A run of records

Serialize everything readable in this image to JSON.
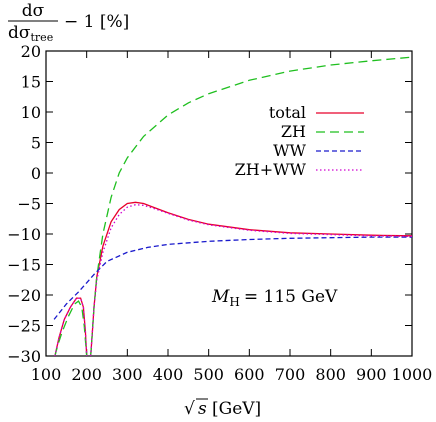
{
  "chart_data": {
    "type": "line",
    "ylabel": {
      "numerator": "dσ",
      "denominator": "dσ",
      "denominator_sub": "tree",
      "suffix": "− 1 [%]"
    },
    "xlabel": {
      "sqrt_symbol": "√",
      "variable": "s",
      "unit": "[GeV]"
    },
    "annotation": {
      "symbol": "M",
      "subscript": "H",
      "value_text": "= 115 GeV"
    },
    "xlim": [
      100,
      1000
    ],
    "ylim": [
      -30,
      20
    ],
    "x_ticks": [
      100,
      200,
      300,
      400,
      500,
      600,
      700,
      800,
      900,
      1000
    ],
    "y_ticks": [
      20,
      15,
      10,
      5,
      0,
      -5,
      -10,
      -15,
      -20,
      -25,
      -30
    ],
    "grid": false,
    "legend_position": "upper-right",
    "series": [
      {
        "name": "total",
        "color": "#e8002a",
        "dash": "solid",
        "points": [
          [
            122,
            -30
          ],
          [
            132,
            -27
          ],
          [
            145,
            -24
          ],
          [
            160,
            -22
          ],
          [
            175,
            -20.5
          ],
          [
            185,
            -20.5
          ],
          [
            192,
            -22
          ],
          [
            197,
            -26
          ],
          [
            200,
            -30
          ],
          [
            null,
            null
          ],
          [
            210,
            -30
          ],
          [
            214,
            -26
          ],
          [
            218,
            -22
          ],
          [
            225,
            -17
          ],
          [
            240,
            -12
          ],
          [
            260,
            -8
          ],
          [
            280,
            -6
          ],
          [
            300,
            -5
          ],
          [
            320,
            -4.8
          ],
          [
            340,
            -5.0
          ],
          [
            360,
            -5.5
          ],
          [
            400,
            -6.5
          ],
          [
            450,
            -7.6
          ],
          [
            500,
            -8.4
          ],
          [
            600,
            -9.3
          ],
          [
            700,
            -9.8
          ],
          [
            800,
            -10.0
          ],
          [
            900,
            -10.2
          ],
          [
            1000,
            -10.3
          ]
        ]
      },
      {
        "name": "ZH",
        "color": "#1fbf1f",
        "dash": "long",
        "points": [
          [
            122,
            -30
          ],
          [
            130,
            -28
          ],
          [
            140,
            -26
          ],
          [
            155,
            -23.5
          ],
          [
            170,
            -21.5
          ],
          [
            180,
            -21
          ],
          [
            188,
            -22
          ],
          [
            194,
            -25
          ],
          [
            200,
            -30
          ],
          [
            null,
            null
          ],
          [
            210,
            -30
          ],
          [
            214,
            -26
          ],
          [
            218,
            -22
          ],
          [
            225,
            -17
          ],
          [
            240,
            -10
          ],
          [
            260,
            -4
          ],
          [
            280,
            0
          ],
          [
            300,
            2.5
          ],
          [
            340,
            6
          ],
          [
            400,
            9.5
          ],
          [
            450,
            11.5
          ],
          [
            500,
            13
          ],
          [
            600,
            15.2
          ],
          [
            700,
            16.7
          ],
          [
            800,
            17.7
          ],
          [
            900,
            18.4
          ],
          [
            1000,
            19
          ]
        ]
      },
      {
        "name": "WW",
        "color": "#1a1acc",
        "dash": "short",
        "points": [
          [
            120,
            -24
          ],
          [
            150,
            -21.5
          ],
          [
            180,
            -19.5
          ],
          [
            200,
            -18
          ],
          [
            220,
            -16.5
          ],
          [
            250,
            -14.5
          ],
          [
            300,
            -13
          ],
          [
            350,
            -12.2
          ],
          [
            400,
            -11.7
          ],
          [
            500,
            -11.2
          ],
          [
            600,
            -10.9
          ],
          [
            700,
            -10.7
          ],
          [
            800,
            -10.6
          ],
          [
            900,
            -10.5
          ],
          [
            1000,
            -10.5
          ]
        ]
      },
      {
        "name": "ZH+WW",
        "color": "#d000d0",
        "dash": "dot",
        "points": [
          [
            122,
            -30
          ],
          [
            132,
            -27
          ],
          [
            145,
            -24
          ],
          [
            160,
            -22
          ],
          [
            175,
            -20.5
          ],
          [
            185,
            -20.5
          ],
          [
            192,
            -22
          ],
          [
            197,
            -26
          ],
          [
            200,
            -30
          ],
          [
            null,
            null
          ],
          [
            210,
            -30
          ],
          [
            214,
            -26
          ],
          [
            218,
            -22
          ],
          [
            225,
            -17.5
          ],
          [
            240,
            -13
          ],
          [
            260,
            -9
          ],
          [
            280,
            -6.8
          ],
          [
            300,
            -5.6
          ],
          [
            320,
            -5.2
          ],
          [
            340,
            -5.3
          ],
          [
            360,
            -5.7
          ],
          [
            400,
            -6.6
          ],
          [
            450,
            -7.7
          ],
          [
            500,
            -8.5
          ],
          [
            600,
            -9.4
          ],
          [
            700,
            -9.9
          ],
          [
            800,
            -10.1
          ],
          [
            900,
            -10.3
          ],
          [
            1000,
            -10.4
          ]
        ]
      }
    ]
  }
}
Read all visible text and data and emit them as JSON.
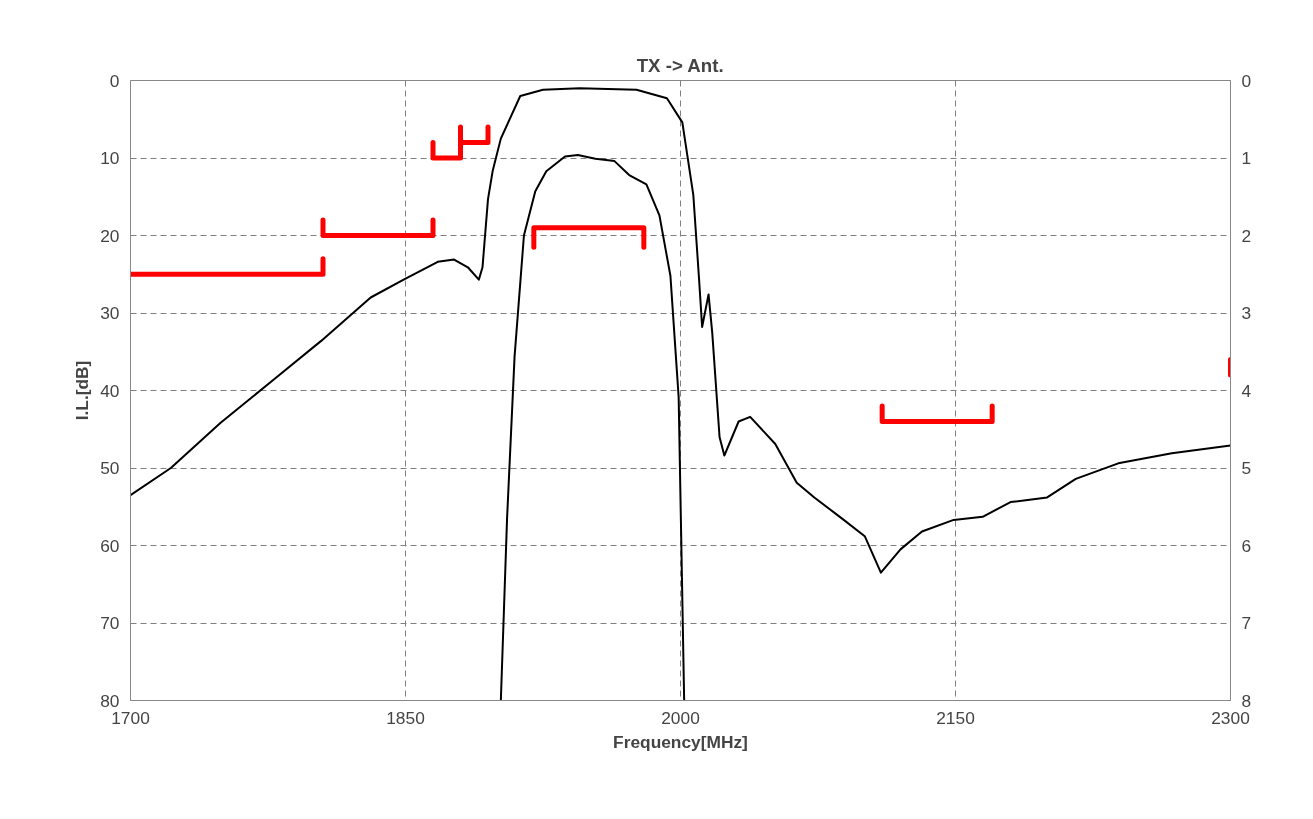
{
  "chart_data": {
    "type": "line",
    "title": "TX -> Ant.",
    "xlabel": "Frequency[MHz]",
    "ylabel": "I.L.[dB]",
    "xlim": [
      1700,
      2300
    ],
    "xticks": [
      1700,
      1850,
      2000,
      2150,
      2300
    ],
    "ylim": [
      80,
      0
    ],
    "yticks": [
      0,
      10,
      20,
      30,
      40,
      50,
      60,
      70,
      80
    ],
    "y2lim": [
      8,
      0
    ],
    "y2ticks": [
      0,
      1,
      2,
      3,
      4,
      5,
      6,
      7,
      8
    ],
    "grid": true,
    "line_style": "solid",
    "marker": "none",
    "series": [
      {
        "color": "#000000",
        "x": [
          1700,
          1722,
          1749,
          1776.5,
          1804,
          1831,
          1849,
          1867.6,
          1876.5,
          1884,
          1890,
          1892,
          1895,
          1897.6,
          1902,
          1912.6,
          1925,
          1945,
          1976,
          1992.6,
          2001,
          2007,
          2010,
          2011.8,
          2015.3,
          2017.3,
          2021.3,
          2023.9,
          2031.7,
          2038,
          2051.7,
          2063.4,
          2073,
          2088.5,
          2100.5,
          2109.3,
          2120,
          2131.7,
          2149,
          2164.8,
          2180,
          2200,
          2215.6,
          2238.8,
          2268,
          2300
        ],
        "values": [
          53.5,
          50.0,
          44.2,
          38.9,
          33.6,
          28.0,
          25.7,
          23.4,
          23.1,
          24.1,
          25.7,
          24.1,
          15.3,
          11.6,
          7.5,
          2.0,
          1.2,
          1.0,
          1.2,
          2.3,
          5.4,
          14.8,
          25.2,
          31.8,
          27.6,
          32.5,
          46.0,
          48.4,
          44.0,
          43.4,
          46.9,
          51.9,
          53.8,
          56.6,
          58.8,
          63.5,
          60.5,
          58.2,
          56.7,
          56.3,
          54.4,
          53.8,
          51.4,
          49.4,
          48.1,
          47.1
        ]
      },
      {
        "color": "#000000",
        "axis": "y2",
        "x": [
          1902,
          1905.4,
          1909.5,
          1914.6,
          1920.8,
          1926.8,
          1937,
          1944,
          1953.6,
          1964,
          1972,
          1981.4,
          1988.5,
          1994.5,
          1999,
          2002
        ],
        "values": [
          8.0,
          5.65,
          3.56,
          2.0,
          1.43,
          1.17,
          0.98,
          0.96,
          1.01,
          1.04,
          1.22,
          1.34,
          1.74,
          2.52,
          4.09,
          8.0
        ]
      },
      {
        "color": "#ff0000",
        "x": [
          1700,
          1805,
          1805
        ],
        "values": [
          25,
          25,
          23
        ]
      },
      {
        "color": "#ff0000",
        "x": [
          1805,
          1805,
          1865,
          1865
        ],
        "values": [
          18,
          20,
          20,
          18
        ]
      },
      {
        "color": "#ff0000",
        "x": [
          1865,
          1865,
          1880,
          1880,
          1880,
          1895,
          1895
        ],
        "values": [
          8,
          10,
          10,
          6,
          8,
          8,
          6
        ]
      },
      {
        "color": "#ff0000",
        "axis": "y2",
        "x": [
          1920,
          1920,
          1980,
          1980
        ],
        "values": [
          2.15,
          1.9,
          1.9,
          2.15
        ]
      },
      {
        "color": "#ff0000",
        "x": [
          2110,
          2110,
          2170,
          2170
        ],
        "values": [
          42,
          44,
          44,
          42
        ]
      },
      {
        "color": "#ff0000",
        "x": [
          2300,
          2300
        ],
        "values": [
          36,
          38
        ]
      }
    ]
  }
}
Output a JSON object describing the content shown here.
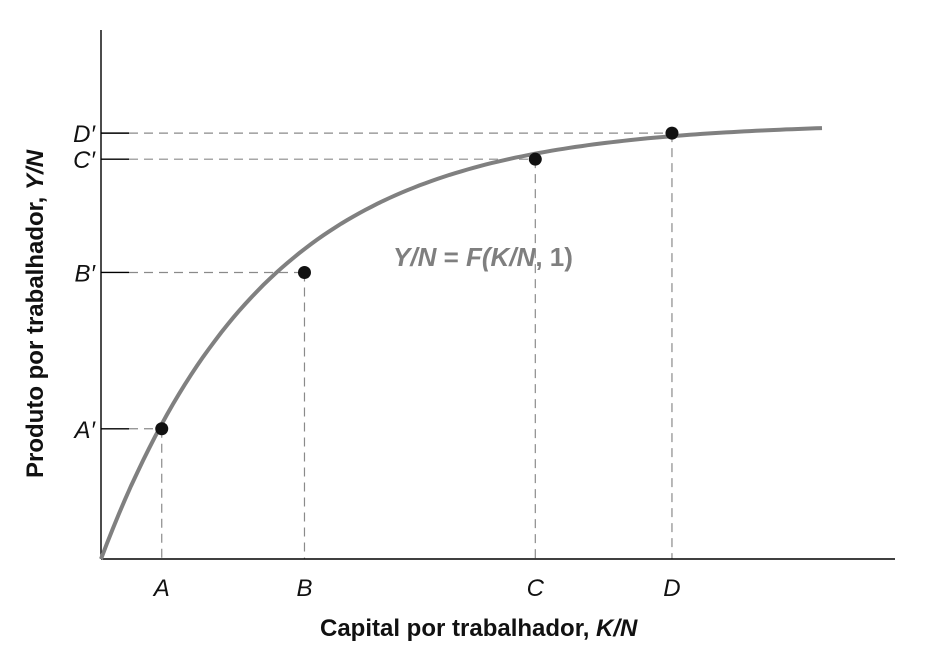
{
  "chart_data": {
    "type": "line",
    "xlabel": {
      "text": "Capital por trabalhador, ",
      "var": "K/N"
    },
    "ylabel": {
      "text": "Produto por trabalhador, ",
      "var": "Y/N"
    },
    "curve_label": {
      "lhs": "Y/N",
      "eq": " = ",
      "f": "F(K/N",
      "rest": ", 1)"
    },
    "x_categories": [
      "A",
      "B",
      "C",
      "D"
    ],
    "y_categories": [
      "A′",
      "B′",
      "C′",
      "D′"
    ],
    "points": [
      {
        "x_label": "A",
        "y_label": "A′",
        "x": 1,
        "y": 1.0
      },
      {
        "x_label": "B",
        "y_label": "B′",
        "x": 3.35,
        "y": 2.2
      },
      {
        "x_label": "C",
        "y_label": "C′",
        "x": 7.15,
        "y": 3.07
      },
      {
        "x_label": "D",
        "y_label": "D′",
        "x": 9.4,
        "y": 3.27
      }
    ],
    "xlim": [
      0,
      10
    ],
    "ylim": [
      0,
      4.2
    ],
    "grid": false,
    "guides": "dashed"
  }
}
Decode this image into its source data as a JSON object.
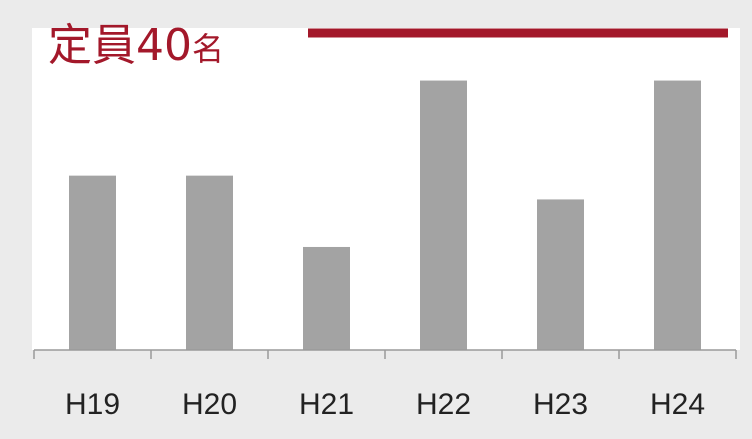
{
  "colors": {
    "background": "#ebebeb",
    "plot_area": "#ffffff",
    "bar": "#a3a3a3",
    "accent": "#a3182a",
    "axis": "#9a9a9a",
    "tick_text": "#222222"
  },
  "chart_data": {
    "type": "bar",
    "title": "",
    "xlabel": "",
    "ylabel": "",
    "categories": [
      "H19",
      "H20",
      "H21",
      "H22",
      "H23",
      "H24"
    ],
    "values": [
      22,
      22,
      13,
      34,
      19,
      34
    ],
    "ylim": [
      0,
      40
    ],
    "grid": false,
    "legend": "none",
    "reference_line": {
      "value": 40,
      "label_main": "定員40",
      "label_unit": "名"
    }
  }
}
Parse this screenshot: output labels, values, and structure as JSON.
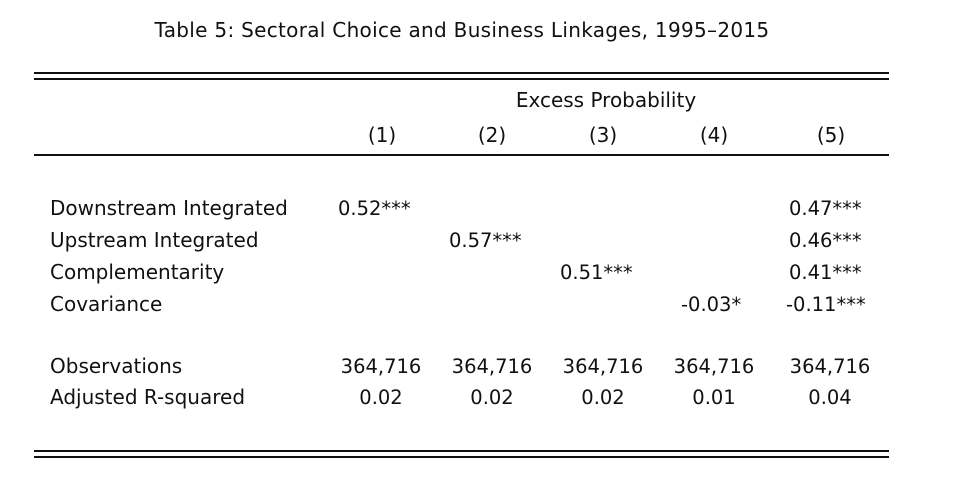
{
  "caption": "Table 5: Sectoral Choice and Business Linkages, 1995–2015",
  "header": {
    "group_label": "Excess Probability",
    "columns": [
      "(1)",
      "(2)",
      "(3)",
      "(4)",
      "(5)"
    ]
  },
  "rows": [
    {
      "label": "Downstream Integrated",
      "cells": [
        "0.52***",
        "",
        "",
        "",
        "0.47***"
      ]
    },
    {
      "label": "Upstream Integrated",
      "cells": [
        "",
        "0.57***",
        "",
        "",
        "0.46***"
      ]
    },
    {
      "label": "Complementarity",
      "cells": [
        "",
        "",
        "0.51***",
        "",
        "0.41***"
      ]
    },
    {
      "label": "Covariance",
      "cells": [
        "",
        "",
        "",
        "-0.03*",
        "-0.11***"
      ]
    }
  ],
  "stats": [
    {
      "label": "Observations",
      "cells": [
        "364,716",
        "364,716",
        "364,716",
        "364,716",
        "364,716"
      ]
    },
    {
      "label": "Adjusted R-squared",
      "cells": [
        "0.02",
        "0.02",
        "0.02",
        "0.01",
        "0.04"
      ]
    }
  ]
}
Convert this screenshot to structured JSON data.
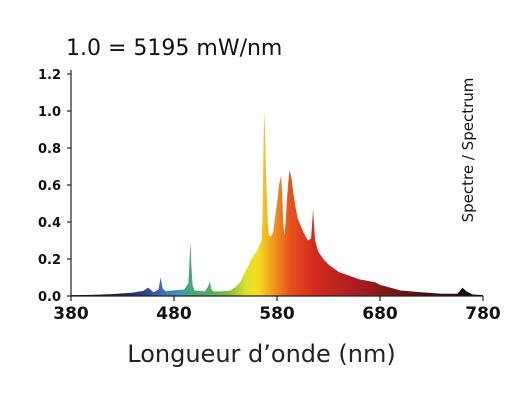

» **Task to carry out**
Go through the listing above and locate each line that holds the word "this". Copy those lines.

» **Output of the exercise**
Serialize everything readable in this image to JSON.
Decode this image into its source data as a JSON object.
Parse this screenshot: output labels, values, and structure as JSON.
Convert this screenshot to structured JSON data.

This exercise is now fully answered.